Цель 1 |
Объясните по фрагменту о лайке Зорьке, как удалось проверить, что Зорька была чистокровной.
Цель 2 |
Пожалуйста, продублируйте из фрагмента о лайке Зорьке отрезок между словами «В 1951 г. Зорьку» и «с одноколейной родословной.» включительно.

### Фрагмент текста

Итак, собачка превратилась в рыжую лайку, и когда ей исполнился год, была украдена, а позднее продана леснику, у которого мы ее и купили в 1950 г. в пятилетнем возрасте. Таким образом, прародительница всех «московских» карело-финских лаек — Зорька была щенком, спасенным из придорожной канавы. Но в середине прошлого века по деревням и в городе бегало много небольших серо-рыжих лаек. Все они были неизвестного происхождения, со многими охотились. И многие из них были чистокровными, как оказалась наша Зорька. А проверить это нам удалось позднее, когда мы три раза получали от нее щенков от рыжих же неизвестного происхождения кобельков и ни одного раза не получили щенков непородных.
В 1951 г. Зорьку мы выставили на Республиканскую выставку охотничьих собак в Петрозаводске, судил которую эксперт Всесоюзной категории из Ленинграда А. П. Бармасов. На выставке было показано 24 карело-финских и 30 русско-европейских лаек. Ни одна из собак не имела известного происхождения. Наша Зорька в ринге прошла первой и получила за экстерьер Малую золотую медаль. С прошедшим первым Качю П. С. Богданова мы ее позднее повязали и получили Койру с одноколейной родословной.

######
### Записи данных

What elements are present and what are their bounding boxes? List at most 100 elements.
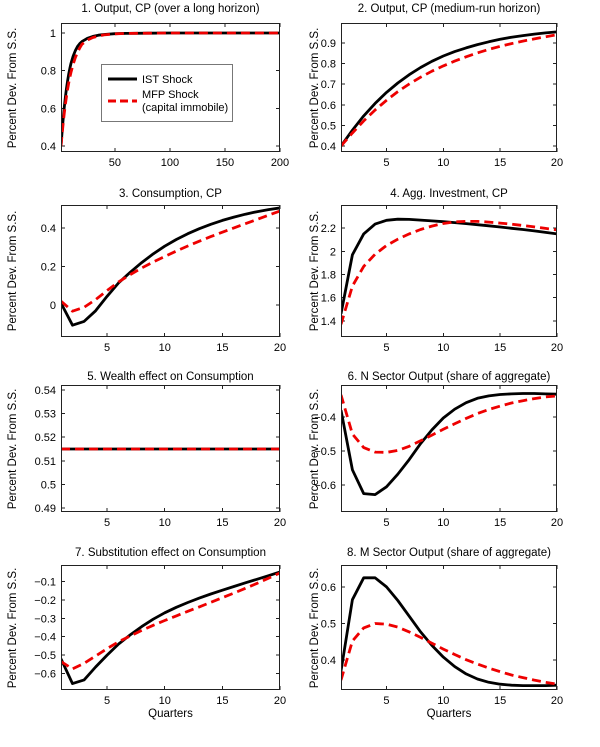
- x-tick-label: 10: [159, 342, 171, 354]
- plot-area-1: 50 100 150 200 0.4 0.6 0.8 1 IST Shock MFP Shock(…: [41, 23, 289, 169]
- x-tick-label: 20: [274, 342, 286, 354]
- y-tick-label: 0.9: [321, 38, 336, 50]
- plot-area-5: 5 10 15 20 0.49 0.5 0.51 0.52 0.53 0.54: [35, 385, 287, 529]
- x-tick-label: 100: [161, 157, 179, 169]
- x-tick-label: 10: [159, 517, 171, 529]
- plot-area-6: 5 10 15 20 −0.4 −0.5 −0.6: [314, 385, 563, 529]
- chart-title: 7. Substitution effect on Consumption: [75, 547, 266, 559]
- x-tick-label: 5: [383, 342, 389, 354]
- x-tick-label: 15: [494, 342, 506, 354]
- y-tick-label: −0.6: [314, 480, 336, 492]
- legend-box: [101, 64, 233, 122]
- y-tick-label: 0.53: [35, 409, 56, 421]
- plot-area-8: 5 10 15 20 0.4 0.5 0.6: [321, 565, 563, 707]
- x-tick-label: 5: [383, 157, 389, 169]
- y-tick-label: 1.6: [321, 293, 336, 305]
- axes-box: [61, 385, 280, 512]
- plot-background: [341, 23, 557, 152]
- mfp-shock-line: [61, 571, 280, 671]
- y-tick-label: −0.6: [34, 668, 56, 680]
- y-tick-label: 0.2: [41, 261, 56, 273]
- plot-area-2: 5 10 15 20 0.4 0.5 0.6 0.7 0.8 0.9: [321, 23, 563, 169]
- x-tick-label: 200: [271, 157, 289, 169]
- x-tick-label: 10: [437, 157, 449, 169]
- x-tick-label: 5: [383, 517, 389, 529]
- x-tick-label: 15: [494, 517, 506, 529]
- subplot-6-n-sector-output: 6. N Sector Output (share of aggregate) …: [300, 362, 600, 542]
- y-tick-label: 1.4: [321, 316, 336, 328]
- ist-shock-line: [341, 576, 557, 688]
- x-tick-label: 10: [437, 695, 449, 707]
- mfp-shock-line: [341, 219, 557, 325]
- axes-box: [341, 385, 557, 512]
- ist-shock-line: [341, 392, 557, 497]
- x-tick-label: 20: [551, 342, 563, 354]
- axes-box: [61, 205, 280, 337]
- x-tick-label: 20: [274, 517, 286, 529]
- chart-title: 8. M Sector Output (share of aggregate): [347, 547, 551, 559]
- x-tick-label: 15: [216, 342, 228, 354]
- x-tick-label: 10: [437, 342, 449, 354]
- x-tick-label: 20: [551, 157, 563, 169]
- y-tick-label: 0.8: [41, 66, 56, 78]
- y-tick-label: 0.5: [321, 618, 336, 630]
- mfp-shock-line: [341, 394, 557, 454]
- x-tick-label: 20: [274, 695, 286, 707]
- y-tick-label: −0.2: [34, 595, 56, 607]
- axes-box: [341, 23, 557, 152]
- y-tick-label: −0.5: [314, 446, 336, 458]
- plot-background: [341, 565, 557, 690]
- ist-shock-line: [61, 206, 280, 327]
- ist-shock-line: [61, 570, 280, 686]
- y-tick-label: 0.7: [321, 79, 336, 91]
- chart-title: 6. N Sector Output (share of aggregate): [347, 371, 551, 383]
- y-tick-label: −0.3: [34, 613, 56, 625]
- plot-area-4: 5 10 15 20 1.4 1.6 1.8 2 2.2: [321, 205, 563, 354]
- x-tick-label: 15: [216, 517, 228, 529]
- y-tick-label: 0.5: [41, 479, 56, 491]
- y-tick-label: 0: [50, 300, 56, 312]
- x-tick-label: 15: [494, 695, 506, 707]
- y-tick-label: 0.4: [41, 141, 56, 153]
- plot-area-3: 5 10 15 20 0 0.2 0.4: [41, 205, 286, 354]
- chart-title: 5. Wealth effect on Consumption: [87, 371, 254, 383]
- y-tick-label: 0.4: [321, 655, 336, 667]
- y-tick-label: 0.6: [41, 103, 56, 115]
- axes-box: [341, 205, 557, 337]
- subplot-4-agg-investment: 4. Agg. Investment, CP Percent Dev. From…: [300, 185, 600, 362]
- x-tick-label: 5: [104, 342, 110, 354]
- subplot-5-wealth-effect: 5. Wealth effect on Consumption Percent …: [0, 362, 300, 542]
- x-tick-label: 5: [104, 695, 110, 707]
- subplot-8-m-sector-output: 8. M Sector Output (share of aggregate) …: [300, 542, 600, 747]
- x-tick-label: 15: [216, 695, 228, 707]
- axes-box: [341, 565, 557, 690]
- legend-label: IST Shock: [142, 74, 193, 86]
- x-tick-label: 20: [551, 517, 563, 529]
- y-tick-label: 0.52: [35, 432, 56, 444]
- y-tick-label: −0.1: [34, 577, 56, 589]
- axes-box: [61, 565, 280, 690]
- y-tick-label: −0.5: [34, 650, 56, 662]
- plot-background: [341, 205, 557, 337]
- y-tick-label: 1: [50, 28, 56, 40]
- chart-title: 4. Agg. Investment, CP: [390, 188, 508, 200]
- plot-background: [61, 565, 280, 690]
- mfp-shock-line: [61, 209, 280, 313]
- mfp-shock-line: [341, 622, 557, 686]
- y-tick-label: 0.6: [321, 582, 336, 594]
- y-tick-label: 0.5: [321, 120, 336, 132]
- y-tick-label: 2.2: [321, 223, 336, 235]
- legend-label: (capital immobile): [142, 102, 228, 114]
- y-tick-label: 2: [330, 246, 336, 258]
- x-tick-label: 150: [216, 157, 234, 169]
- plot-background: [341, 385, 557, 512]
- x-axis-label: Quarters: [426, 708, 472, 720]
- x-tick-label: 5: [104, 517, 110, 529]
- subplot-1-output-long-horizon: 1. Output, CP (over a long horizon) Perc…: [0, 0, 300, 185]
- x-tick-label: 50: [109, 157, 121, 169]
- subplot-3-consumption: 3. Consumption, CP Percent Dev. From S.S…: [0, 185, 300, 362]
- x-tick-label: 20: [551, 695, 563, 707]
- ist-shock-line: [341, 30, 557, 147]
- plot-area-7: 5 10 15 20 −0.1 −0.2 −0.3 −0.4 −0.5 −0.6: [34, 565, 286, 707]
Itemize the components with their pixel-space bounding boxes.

######
### Записи данных

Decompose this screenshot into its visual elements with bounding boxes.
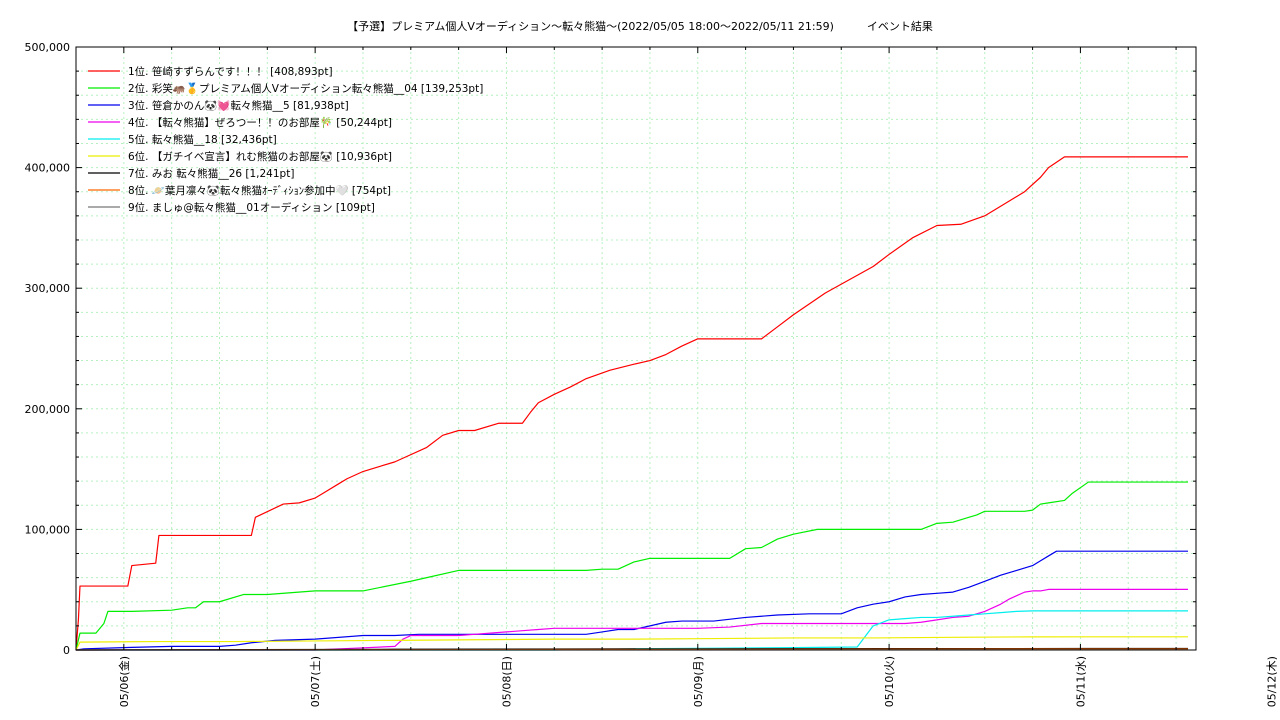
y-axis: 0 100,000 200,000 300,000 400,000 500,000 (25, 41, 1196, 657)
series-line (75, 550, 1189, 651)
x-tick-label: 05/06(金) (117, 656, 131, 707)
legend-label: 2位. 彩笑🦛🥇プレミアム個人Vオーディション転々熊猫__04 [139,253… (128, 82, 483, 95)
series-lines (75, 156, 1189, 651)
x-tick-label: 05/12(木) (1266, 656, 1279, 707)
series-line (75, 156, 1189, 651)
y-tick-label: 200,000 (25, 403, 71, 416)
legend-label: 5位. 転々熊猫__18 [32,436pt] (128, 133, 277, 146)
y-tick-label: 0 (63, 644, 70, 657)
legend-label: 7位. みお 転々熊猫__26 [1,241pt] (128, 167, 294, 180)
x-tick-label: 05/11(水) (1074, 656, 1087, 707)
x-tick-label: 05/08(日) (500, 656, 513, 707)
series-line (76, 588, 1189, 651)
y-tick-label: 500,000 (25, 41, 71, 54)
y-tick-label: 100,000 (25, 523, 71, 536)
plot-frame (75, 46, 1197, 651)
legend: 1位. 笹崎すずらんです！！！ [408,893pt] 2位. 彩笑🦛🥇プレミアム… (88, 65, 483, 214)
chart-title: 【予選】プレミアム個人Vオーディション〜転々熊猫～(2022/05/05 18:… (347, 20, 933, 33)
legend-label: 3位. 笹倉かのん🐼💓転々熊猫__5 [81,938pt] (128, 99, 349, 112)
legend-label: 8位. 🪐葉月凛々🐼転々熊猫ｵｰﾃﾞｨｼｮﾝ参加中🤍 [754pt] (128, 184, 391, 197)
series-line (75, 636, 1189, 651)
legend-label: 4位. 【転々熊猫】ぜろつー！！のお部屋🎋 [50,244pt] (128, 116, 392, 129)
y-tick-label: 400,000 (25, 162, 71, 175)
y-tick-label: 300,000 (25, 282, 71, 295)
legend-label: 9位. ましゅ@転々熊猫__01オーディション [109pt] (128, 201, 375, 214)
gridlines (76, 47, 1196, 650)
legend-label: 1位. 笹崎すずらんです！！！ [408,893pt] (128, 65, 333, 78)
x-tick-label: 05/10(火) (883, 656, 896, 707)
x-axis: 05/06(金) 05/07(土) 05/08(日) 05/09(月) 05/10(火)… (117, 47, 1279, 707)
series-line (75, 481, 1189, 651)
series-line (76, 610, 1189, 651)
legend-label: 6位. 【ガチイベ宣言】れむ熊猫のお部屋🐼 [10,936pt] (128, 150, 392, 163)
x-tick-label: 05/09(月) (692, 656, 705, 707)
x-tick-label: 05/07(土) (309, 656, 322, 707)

######

Разбор решения 1 |
От Зорьки три раза получали щенков от рыжих кобельков неизвестного происхождения, и ни разу щенки не оказались непородными.

Разбор решения 2 |
В 1951 г. Зорьку мы выставили на Республиканскую выставку охотничьих собак в Петрозаводске, судил которую эксперт Всесоюзной категории из Ленинграда А. П. Бармасов. На выставке было показано 24 карело-финских и 30 русско-европейских лаек. Ни одна из собак не имела известного происхождения. Наша Зорька в ринге прошла первой и получила за экстерьер Малую золотую медаль. С прошедшим первым Качю П. С. Богданова мы ее позднее повязали и получили Койру с одноколейной родословной.